• EXERCISE DETAILS: Extract the listing below in full, unchanged.

• EXTRACTED DATA:
- - - - -
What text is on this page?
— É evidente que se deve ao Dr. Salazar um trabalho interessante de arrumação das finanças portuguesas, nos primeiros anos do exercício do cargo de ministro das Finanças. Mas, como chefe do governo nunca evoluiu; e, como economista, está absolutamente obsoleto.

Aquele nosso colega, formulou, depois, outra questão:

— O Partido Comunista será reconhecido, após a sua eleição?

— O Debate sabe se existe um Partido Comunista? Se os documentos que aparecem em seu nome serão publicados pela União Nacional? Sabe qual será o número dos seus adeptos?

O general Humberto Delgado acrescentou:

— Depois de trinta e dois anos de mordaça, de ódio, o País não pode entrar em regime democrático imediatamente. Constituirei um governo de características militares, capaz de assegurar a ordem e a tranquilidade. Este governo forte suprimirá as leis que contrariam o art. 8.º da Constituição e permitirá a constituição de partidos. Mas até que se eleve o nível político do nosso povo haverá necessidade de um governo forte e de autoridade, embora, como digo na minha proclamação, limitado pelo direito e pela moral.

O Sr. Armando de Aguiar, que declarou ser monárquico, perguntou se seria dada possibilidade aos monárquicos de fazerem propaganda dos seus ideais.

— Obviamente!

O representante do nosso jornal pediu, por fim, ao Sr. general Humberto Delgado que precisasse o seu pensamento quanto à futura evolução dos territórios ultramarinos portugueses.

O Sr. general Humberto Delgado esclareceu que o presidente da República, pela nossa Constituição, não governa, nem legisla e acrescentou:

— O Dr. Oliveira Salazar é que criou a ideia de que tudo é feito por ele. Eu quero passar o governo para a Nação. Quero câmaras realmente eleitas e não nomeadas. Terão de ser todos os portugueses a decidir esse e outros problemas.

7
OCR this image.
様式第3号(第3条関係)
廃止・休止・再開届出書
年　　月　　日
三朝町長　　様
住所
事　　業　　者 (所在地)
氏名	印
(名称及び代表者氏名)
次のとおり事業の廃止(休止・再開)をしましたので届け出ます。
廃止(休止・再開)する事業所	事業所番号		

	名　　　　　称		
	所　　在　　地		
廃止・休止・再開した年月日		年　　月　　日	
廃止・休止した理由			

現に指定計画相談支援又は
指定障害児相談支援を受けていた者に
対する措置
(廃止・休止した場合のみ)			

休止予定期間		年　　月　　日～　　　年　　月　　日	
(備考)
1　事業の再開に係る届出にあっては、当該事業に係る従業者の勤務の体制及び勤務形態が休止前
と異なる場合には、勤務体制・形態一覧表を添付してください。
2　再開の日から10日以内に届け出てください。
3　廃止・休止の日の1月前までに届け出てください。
- - - - -
• ANSWER TO THIS PROBLEM:
What text is on this page?
— É evidente que se deve ao Dr. Salazar um trabalho interessante de arrumação das finanças portuguesas, nos primeiros anos do exercício do cargo de ministro das Finanças. Mas, como chefe do governo nunca evoluiu; e, como economista, está absolutamente obsoleto.

Aquele nosso colega, formulou, depois, outra questão:

— O Partido Comunista será reconhecido, após a sua eleição?

— O Debate sabe se existe um Partido Comunista? Se os documentos que aparecem em seu nome serão publicados pela União Nacional? Sabe qual será o número dos seus adeptos?

O general Humberto Delgado acrescentou:

— Depois de trinta e dois anos de mordaça, de ódio, o País não pode entrar em regime democrático imediatamente. Constituirei um governo de características militares, capaz de assegurar a ordem e a tranquilidade. Este governo forte suprimirá as leis que contrariam o art. 8.º da Constituição e permitirá a constituição de partidos. Mas até que se eleve o nível político do nosso povo haverá necessidade de um governo forte e de autoridade, embora, como digo na minha proclamação, limitado pelo direito e pela moral.

O Sr. Armando de Aguiar, que declarou ser monárquico, perguntou se seria dada possibilidade aos monárquicos de fazerem propaganda dos seus ideais.

— Obviamente!

O representante do nosso jornal pediu, por fim, ao Sr. general Humberto Delgado que precisasse o seu pensamento quanto à futura evolução dos territórios ultramarinos portugueses.

O Sr. general Humberto Delgado esclareceu que o presidente da República, pela nossa Constituição, não governa, nem legisla e acrescentou:

— O Dr. Oliveira Salazar é que criou a ideia de que tudo é feito por ele. Eu quero passar o governo para a Nação. Quero câmaras realmente eleitas e não nomeadas. Terão de ser todos os portugueses a decidir esse e outros problemas.

7
OCR this image.
様式第3号(第3条関係)
廃止・休止・再開届出書
年　　月　　日
三朝町長　　様
住所
事　　業　　者 (所在地)
氏名	印
(名称及び代表者氏名)
次のとおり事業の廃止(休止・再開)をしましたので届け出ます。
廃止(休止・再開)する事業所	事業所番号		

	名　　　　　称		
	所　　在　　地		
廃止・休止・再開した年月日		年　　月　　日	
廃止・休止した理由			

現に指定計画相談支援又は
指定障害児相談支援を受けていた者に
対する措置
(廃止・休止した場合のみ)			

休止予定期間		年　　月　　日～　　　年　　月　　日	
(備考)
1　事業の再開に係る届出にあっては、当該事業に係る従業者の勤務の体制及び勤務形態が休止前
と異なる場合には、勤務体制・形態一覧表を添付してください。
2　再開の日から10日以内に届け出てください。
3　廃止・休止の日の1月前までに届け出てください。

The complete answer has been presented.